* START *
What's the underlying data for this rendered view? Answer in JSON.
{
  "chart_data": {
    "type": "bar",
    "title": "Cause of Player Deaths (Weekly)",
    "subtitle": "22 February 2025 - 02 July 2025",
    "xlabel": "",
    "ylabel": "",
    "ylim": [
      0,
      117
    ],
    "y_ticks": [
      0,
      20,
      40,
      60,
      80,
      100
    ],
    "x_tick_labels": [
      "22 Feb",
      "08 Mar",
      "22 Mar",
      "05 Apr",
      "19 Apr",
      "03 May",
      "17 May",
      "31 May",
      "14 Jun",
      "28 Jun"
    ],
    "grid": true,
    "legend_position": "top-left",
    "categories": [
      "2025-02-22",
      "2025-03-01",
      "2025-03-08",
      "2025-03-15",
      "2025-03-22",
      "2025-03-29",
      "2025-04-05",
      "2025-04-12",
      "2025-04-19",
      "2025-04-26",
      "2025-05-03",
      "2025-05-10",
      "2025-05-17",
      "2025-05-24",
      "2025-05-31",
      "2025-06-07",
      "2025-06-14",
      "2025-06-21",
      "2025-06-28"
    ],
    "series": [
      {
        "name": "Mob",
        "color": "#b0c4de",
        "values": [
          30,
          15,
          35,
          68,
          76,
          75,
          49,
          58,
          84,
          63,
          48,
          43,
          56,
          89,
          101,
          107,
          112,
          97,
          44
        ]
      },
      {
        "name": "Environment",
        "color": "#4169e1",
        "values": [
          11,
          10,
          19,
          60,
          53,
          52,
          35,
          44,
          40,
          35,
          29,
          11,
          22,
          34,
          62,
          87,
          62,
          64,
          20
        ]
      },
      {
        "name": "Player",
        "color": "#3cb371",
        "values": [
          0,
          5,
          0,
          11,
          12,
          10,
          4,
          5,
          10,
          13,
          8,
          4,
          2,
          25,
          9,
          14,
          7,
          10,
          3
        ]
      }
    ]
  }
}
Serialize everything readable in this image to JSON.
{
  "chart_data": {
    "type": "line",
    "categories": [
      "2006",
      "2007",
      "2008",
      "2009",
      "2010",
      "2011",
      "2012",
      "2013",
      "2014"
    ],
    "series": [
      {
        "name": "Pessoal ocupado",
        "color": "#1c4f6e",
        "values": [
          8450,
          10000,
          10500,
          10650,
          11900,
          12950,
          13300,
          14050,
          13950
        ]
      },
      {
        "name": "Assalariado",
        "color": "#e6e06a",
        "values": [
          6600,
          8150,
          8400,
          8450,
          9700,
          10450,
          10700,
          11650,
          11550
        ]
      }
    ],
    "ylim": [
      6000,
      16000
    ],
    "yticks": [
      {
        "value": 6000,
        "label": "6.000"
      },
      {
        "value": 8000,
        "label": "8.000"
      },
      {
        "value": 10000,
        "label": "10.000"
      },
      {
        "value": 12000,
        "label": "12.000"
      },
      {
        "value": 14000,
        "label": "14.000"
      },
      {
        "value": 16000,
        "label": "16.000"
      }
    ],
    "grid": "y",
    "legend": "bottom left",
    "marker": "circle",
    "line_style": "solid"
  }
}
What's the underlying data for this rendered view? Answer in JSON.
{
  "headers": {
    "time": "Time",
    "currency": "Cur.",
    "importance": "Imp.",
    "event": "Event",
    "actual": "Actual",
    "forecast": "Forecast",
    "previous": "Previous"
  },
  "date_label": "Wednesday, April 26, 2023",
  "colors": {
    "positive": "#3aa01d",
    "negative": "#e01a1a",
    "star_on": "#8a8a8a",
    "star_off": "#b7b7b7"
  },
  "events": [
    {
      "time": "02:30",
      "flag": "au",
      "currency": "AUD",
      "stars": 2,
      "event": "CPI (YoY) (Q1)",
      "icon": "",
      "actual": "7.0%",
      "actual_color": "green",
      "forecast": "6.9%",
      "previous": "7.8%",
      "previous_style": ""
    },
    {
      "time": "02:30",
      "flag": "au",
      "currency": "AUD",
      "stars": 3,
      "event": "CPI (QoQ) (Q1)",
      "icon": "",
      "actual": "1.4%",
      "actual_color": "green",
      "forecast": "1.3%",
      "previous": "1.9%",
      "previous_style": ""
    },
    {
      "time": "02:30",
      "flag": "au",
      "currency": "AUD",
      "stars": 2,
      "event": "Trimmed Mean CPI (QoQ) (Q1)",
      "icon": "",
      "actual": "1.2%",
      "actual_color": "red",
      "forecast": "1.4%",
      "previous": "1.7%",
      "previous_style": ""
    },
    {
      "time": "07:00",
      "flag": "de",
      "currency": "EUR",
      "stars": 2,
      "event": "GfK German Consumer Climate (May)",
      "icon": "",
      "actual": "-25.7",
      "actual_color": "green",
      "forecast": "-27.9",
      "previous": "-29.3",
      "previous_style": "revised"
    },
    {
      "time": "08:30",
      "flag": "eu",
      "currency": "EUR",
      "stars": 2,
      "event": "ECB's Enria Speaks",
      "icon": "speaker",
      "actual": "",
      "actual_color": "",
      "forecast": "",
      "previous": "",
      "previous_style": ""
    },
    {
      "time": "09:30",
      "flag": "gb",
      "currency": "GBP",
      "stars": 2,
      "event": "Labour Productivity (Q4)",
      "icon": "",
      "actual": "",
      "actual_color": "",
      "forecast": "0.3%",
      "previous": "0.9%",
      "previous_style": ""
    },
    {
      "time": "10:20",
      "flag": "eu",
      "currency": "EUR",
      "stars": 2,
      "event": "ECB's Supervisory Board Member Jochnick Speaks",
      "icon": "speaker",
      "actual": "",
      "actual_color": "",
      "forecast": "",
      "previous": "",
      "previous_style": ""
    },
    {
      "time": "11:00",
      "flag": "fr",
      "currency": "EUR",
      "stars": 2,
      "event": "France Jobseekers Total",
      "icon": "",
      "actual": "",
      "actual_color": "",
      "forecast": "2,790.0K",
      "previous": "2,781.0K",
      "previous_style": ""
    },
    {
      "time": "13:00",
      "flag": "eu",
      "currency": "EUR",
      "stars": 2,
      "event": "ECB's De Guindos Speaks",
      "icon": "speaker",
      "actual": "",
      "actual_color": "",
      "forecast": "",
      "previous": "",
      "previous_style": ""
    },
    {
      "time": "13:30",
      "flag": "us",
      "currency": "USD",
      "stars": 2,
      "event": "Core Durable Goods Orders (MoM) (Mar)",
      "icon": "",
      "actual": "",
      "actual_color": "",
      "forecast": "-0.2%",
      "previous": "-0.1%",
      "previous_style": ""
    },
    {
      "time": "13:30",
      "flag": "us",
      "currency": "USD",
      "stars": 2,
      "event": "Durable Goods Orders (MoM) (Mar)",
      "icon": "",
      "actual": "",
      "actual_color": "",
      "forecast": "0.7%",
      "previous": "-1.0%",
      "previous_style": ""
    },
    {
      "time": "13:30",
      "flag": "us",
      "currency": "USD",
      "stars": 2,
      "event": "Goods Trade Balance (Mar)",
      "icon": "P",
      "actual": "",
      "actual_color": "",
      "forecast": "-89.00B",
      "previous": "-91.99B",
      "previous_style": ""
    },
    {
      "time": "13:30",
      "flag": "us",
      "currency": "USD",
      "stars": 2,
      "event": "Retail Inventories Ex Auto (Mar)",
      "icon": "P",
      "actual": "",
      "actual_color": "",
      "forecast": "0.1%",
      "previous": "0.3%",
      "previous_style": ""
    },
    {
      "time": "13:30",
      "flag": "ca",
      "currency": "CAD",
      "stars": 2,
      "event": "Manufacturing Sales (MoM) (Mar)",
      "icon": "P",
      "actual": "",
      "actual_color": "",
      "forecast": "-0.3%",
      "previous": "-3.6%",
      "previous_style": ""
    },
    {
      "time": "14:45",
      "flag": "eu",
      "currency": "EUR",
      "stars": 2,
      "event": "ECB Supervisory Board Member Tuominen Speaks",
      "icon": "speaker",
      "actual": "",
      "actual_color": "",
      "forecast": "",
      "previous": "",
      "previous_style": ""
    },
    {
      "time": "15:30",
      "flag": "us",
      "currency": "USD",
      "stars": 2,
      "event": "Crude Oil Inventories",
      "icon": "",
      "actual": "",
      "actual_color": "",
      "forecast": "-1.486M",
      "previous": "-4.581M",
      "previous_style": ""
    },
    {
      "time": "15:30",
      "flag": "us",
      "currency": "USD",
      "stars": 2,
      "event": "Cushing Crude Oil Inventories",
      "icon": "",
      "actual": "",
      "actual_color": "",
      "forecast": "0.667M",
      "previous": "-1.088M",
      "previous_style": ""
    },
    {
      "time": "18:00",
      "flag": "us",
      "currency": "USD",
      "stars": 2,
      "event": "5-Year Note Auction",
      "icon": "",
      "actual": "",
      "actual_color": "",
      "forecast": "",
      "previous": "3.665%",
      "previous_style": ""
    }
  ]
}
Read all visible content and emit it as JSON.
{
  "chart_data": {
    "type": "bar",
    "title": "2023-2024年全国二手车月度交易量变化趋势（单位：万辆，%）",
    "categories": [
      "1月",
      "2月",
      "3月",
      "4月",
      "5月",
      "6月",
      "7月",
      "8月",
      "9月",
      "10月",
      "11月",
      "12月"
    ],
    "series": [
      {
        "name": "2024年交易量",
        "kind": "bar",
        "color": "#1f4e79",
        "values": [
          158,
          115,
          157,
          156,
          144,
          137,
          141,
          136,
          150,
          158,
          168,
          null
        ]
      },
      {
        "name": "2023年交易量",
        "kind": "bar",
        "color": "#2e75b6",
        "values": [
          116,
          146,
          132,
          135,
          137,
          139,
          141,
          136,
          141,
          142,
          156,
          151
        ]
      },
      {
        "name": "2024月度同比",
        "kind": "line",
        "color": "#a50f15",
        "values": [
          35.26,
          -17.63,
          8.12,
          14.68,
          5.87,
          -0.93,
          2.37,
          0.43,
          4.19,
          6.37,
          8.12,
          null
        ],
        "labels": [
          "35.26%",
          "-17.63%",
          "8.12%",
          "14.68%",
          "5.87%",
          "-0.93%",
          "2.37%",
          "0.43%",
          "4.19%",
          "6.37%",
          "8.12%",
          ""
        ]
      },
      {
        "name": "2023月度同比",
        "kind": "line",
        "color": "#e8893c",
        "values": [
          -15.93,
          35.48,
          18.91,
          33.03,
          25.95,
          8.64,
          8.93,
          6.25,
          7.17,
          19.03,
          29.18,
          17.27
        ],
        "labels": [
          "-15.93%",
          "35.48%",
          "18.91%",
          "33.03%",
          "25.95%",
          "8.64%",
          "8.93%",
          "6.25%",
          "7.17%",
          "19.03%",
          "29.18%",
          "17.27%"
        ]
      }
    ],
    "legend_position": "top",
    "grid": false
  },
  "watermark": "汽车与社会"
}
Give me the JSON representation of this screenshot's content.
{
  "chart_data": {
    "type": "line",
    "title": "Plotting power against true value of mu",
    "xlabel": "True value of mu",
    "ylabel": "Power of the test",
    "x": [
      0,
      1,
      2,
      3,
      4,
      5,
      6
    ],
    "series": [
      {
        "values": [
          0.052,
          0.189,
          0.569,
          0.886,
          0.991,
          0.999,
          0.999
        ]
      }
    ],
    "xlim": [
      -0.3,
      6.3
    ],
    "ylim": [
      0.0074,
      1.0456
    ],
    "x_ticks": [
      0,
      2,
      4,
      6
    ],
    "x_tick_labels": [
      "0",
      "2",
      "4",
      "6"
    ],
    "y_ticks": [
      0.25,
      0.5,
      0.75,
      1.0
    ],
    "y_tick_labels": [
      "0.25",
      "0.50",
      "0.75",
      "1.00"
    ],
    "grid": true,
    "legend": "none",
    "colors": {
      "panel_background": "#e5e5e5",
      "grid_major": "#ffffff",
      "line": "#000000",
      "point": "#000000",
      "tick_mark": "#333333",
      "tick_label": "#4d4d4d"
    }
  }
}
* END *
WHAT THE EXERCISE ASKS: From the listing above, pick out every line containing "Board".

EXERCISE SOLUTION:
      "event": "ECB's Supervisory Board Member Jochnick Speaks",
      "event": "ECB Supervisory Board Member Tuominen Speaks",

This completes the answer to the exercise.